Work out how many lines hold "title". Give the number and nothing else.

• MATERIAL PROVIDED

---

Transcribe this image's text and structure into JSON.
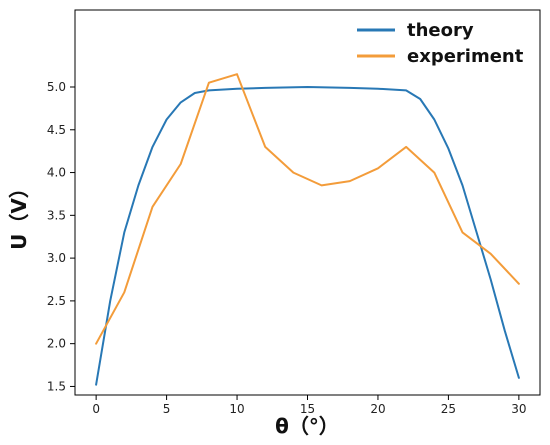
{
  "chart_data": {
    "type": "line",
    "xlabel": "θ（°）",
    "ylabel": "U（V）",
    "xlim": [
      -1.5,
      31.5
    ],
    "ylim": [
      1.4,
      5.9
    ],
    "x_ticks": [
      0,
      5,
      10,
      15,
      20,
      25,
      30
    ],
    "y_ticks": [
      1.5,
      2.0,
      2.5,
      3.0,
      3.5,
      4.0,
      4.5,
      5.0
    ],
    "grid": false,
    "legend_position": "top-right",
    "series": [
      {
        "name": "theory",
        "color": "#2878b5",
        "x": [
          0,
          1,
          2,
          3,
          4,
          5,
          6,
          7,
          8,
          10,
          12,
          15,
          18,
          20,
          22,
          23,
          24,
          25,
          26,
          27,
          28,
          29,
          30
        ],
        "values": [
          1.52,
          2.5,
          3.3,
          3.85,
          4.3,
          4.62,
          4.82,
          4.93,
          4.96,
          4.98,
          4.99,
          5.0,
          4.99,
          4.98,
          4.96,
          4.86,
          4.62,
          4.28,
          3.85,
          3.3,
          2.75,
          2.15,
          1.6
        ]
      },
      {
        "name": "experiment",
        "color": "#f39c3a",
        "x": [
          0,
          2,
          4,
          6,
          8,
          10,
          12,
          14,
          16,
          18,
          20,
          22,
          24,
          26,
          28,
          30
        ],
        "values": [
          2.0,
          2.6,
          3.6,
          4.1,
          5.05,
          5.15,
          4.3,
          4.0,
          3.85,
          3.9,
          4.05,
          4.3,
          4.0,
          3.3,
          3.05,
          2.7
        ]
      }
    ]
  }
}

---

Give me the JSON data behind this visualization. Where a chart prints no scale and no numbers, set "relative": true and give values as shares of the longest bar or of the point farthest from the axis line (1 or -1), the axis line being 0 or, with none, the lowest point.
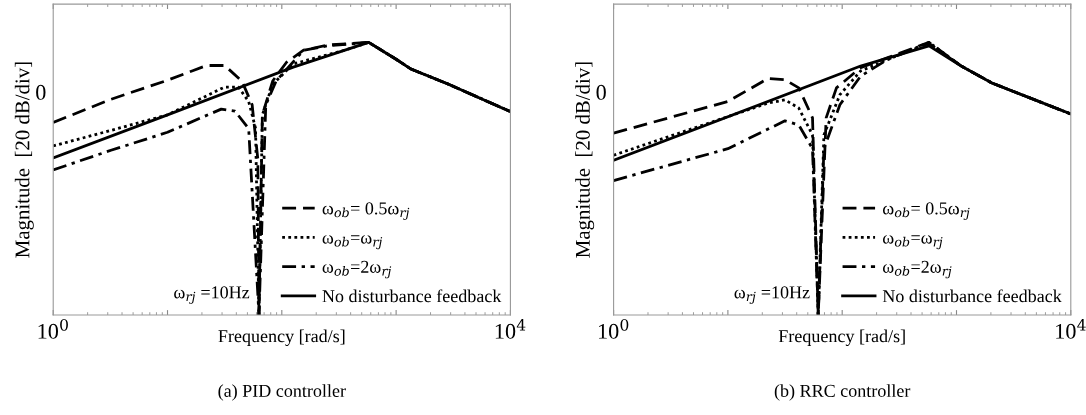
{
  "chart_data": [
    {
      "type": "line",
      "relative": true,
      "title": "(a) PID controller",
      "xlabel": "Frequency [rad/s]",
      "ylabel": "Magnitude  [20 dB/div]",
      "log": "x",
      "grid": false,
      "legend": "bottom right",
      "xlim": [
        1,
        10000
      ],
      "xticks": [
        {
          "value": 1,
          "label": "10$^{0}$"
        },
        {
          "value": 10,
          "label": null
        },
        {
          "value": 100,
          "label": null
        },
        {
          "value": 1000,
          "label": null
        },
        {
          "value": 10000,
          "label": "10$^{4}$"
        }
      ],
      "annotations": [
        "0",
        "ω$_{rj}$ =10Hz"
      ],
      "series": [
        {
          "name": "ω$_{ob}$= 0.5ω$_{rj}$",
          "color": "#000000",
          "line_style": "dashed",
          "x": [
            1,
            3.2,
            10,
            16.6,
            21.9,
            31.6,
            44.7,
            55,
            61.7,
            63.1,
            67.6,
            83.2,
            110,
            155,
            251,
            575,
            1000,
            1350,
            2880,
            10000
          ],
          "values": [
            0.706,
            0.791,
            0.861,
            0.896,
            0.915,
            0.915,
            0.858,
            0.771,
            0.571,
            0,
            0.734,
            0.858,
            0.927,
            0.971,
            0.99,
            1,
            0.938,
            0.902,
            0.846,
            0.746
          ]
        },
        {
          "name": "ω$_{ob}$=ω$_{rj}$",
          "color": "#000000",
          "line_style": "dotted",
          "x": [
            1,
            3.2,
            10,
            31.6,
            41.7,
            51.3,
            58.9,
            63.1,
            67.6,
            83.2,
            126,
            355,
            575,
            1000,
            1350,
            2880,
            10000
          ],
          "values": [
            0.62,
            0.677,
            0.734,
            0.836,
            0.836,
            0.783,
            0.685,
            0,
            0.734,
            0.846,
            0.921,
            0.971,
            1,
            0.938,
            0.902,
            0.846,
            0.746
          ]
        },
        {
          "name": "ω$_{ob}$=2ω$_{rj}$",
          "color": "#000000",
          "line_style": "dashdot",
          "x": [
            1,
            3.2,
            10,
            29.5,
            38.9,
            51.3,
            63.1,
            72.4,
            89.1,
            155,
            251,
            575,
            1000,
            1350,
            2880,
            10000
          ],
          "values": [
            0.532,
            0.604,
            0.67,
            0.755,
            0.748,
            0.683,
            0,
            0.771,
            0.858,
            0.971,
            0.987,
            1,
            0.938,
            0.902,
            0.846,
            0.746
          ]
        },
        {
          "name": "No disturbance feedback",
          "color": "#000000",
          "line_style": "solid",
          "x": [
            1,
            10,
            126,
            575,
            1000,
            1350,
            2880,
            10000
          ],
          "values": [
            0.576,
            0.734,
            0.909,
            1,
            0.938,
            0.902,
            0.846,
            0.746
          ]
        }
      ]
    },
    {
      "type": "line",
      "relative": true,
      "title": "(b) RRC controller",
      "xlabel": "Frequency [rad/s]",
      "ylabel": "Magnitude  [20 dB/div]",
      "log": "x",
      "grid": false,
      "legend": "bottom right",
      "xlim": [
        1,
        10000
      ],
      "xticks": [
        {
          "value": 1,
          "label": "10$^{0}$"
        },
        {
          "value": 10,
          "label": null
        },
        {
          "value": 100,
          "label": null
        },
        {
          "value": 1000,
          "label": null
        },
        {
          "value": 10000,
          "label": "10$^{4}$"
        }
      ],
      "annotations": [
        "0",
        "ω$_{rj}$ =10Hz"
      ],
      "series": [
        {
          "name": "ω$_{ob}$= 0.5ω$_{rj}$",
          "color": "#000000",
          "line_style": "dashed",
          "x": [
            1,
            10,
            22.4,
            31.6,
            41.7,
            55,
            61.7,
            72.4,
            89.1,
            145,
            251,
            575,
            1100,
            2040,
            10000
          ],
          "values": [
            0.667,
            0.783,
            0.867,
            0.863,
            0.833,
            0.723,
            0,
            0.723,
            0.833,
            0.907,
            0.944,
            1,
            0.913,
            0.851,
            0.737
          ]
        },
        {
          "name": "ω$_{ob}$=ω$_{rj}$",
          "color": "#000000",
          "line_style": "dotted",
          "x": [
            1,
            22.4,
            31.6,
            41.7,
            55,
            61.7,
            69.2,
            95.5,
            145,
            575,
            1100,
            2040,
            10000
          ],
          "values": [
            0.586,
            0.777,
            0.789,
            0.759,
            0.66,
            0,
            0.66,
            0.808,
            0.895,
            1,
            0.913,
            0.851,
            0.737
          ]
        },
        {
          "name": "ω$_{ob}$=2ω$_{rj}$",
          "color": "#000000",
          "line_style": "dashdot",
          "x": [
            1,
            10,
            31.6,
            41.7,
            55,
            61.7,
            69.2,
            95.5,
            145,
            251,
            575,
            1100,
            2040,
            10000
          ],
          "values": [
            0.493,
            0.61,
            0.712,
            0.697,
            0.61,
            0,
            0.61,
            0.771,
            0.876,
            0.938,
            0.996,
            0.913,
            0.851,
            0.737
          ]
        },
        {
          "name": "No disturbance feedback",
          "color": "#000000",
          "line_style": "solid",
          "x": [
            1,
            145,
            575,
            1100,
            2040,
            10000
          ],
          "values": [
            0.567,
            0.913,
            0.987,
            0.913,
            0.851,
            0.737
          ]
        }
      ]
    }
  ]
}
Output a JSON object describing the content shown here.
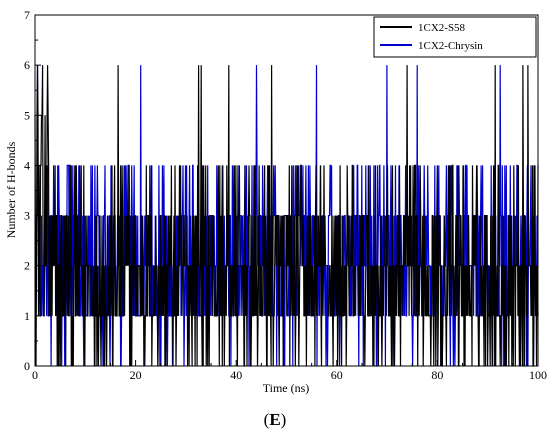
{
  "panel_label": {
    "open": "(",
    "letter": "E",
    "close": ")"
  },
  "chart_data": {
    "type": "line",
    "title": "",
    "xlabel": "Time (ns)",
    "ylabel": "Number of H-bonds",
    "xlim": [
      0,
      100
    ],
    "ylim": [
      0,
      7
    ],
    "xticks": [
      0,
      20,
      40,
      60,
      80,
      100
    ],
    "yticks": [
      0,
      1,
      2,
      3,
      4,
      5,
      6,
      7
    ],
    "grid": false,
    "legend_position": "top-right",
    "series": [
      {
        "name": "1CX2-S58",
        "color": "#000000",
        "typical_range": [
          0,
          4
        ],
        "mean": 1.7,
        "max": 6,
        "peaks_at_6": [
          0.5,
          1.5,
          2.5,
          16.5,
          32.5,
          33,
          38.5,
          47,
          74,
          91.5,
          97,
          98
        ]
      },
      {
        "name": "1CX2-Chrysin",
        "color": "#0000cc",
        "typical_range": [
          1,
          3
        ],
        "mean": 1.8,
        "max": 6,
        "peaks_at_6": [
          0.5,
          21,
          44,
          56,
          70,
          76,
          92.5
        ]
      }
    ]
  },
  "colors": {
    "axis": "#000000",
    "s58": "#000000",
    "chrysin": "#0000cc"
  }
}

---

• RESPONSE
3